WHAT YOU WILL DO:
Output the material below in its entirety, exactly as given.

Figure dataset records:
****************************************
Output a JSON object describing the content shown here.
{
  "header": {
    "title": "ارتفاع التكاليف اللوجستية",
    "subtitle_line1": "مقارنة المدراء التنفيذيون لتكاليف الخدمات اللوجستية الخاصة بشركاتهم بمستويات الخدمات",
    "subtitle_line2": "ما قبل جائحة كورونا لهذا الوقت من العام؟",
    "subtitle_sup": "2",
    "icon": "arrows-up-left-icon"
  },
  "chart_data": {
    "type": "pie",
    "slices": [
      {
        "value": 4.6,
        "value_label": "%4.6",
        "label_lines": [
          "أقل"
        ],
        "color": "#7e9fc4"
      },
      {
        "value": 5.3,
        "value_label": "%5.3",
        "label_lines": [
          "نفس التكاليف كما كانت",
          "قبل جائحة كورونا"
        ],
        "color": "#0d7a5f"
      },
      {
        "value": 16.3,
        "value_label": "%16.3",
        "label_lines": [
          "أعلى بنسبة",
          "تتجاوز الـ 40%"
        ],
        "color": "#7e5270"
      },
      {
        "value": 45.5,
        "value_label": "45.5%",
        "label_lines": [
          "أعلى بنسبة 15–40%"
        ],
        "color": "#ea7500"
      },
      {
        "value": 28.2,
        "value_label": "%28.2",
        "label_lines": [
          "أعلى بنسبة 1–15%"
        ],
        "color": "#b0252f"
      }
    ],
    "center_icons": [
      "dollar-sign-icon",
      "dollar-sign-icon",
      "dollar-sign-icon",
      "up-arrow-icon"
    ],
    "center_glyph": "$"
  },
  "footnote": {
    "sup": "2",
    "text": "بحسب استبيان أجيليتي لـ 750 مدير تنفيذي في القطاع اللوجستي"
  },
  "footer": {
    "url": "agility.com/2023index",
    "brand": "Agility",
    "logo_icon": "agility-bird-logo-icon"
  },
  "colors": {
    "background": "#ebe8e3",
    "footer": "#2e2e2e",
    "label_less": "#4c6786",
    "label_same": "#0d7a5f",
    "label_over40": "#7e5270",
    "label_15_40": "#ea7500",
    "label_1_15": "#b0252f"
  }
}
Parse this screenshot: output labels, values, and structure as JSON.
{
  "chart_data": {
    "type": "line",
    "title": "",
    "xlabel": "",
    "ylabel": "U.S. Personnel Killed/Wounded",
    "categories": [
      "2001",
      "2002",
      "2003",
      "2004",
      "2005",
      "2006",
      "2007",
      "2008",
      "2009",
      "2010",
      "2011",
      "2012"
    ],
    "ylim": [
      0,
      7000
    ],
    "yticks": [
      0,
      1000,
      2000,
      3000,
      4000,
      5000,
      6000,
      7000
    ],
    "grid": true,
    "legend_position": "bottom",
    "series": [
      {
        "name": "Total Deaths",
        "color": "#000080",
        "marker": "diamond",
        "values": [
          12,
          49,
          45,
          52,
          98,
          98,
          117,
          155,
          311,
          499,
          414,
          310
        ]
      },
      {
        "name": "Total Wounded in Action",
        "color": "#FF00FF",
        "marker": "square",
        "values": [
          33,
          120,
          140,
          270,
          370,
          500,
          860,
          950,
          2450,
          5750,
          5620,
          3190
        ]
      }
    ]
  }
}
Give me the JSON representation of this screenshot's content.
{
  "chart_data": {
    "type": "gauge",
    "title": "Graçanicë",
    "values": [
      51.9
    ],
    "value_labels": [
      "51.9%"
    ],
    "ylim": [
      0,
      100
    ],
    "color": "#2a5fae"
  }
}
****************************************
SOLUTION:
Output a JSON object describing the content shown here.
{
  "header": {
    "title": "ارتفاع التكاليف اللوجستية",
    "subtitle_line1": "مقارنة المدراء التنفيذيون لتكاليف الخدمات اللوجستية الخاصة بشركاتهم بمستويات الخدمات",
    "subtitle_line2": "ما قبل جائحة كورونا لهذا الوقت من العام؟",
    "subtitle_sup": "2",
    "icon": "arrows-up-left-icon"
  },
  "chart_data": {
    "type": "pie",
    "slices": [
      {
        "value": 4.6,
        "value_label": "%4.6",
        "label_lines": [
          "أقل"
        ],
        "color": "#7e9fc4"
      },
      {
        "value": 5.3,
        "value_label": "%5.3",
        "label_lines": [
          "نفس التكاليف كما كانت",
          "قبل جائحة كورونا"
        ],
        "color": "#0d7a5f"
      },
      {
        "value": 16.3,
        "value_label": "%16.3",
        "label_lines": [
          "أعلى بنسبة",
          "تتجاوز الـ 40%"
        ],
        "color": "#7e5270"
      },
      {
        "value": 45.5,
        "value_label": "45.5%",
        "label_lines": [
          "أعلى بنسبة 15–40%"
        ],
        "color": "#ea7500"
      },
      {
        "value": 28.2,
        "value_label": "%28.2",
        "label_lines": [
          "أعلى بنسبة 1–15%"
        ],
        "color": "#b0252f"
      }
    ],
    "center_icons": [
      "dollar-sign-icon",
      "dollar-sign-icon",
      "dollar-sign-icon",
      "up-arrow-icon"
    ],
    "center_glyph": "$"
  },
  "footnote": {
    "sup": "2",
    "text": "بحسب استبيان أجيليتي لـ 750 مدير تنفيذي في القطاع اللوجستي"
  },
  "footer": {
    "url": "agility.com/2023index",
    "brand": "Agility",
    "logo_icon": "agility-bird-logo-icon"
  },
  "colors": {
    "background": "#ebe8e3",
    "footer": "#2e2e2e",
    "label_less": "#4c6786",
    "label_same": "#0d7a5f",
    "label_over40": "#7e5270",
    "label_15_40": "#ea7500",
    "label_1_15": "#b0252f"
  }
}
Parse this screenshot: output labels, values, and structure as JSON.
{
  "chart_data": {
    "type": "line",
    "title": "",
    "xlabel": "",
    "ylabel": "U.S. Personnel Killed/Wounded",
    "categories": [
      "2001",
      "2002",
      "2003",
      "2004",
      "2005",
      "2006",
      "2007",
      "2008",
      "2009",
      "2010",
      "2011",
      "2012"
    ],
    "ylim": [
      0,
      7000
    ],
    "yticks": [
      0,
      1000,
      2000,
      3000,
      4000,
      5000,
      6000,
      7000
    ],
    "grid": true,
    "legend_position": "bottom",
    "series": [
      {
        "name": "Total Deaths",
        "color": "#000080",
        "marker": "diamond",
        "values": [
          12,
          49,
          45,
          52,
          98,
          98,
          117,
          155,
          311,
          499,
          414,
          310
        ]
      },
      {
        "name": "Total Wounded in Action",
        "color": "#FF00FF",
        "marker": "square",
        "values": [
          33,
          120,
          140,
          270,
          370,
          500,
          860,
          950,
          2450,
          5750,
          5620,
          3190
        ]
      }
    ]
  }
}
Give me the JSON representation of this screenshot's content.
{
  "chart_data": {
    "type": "gauge",
    "title": "Graçanicë",
    "values": [
      51.9
    ],
    "value_labels": [
      "51.9%"
    ],
    "ylim": [
      0,
      100
    ],
    "color": "#2a5fae"
  }
}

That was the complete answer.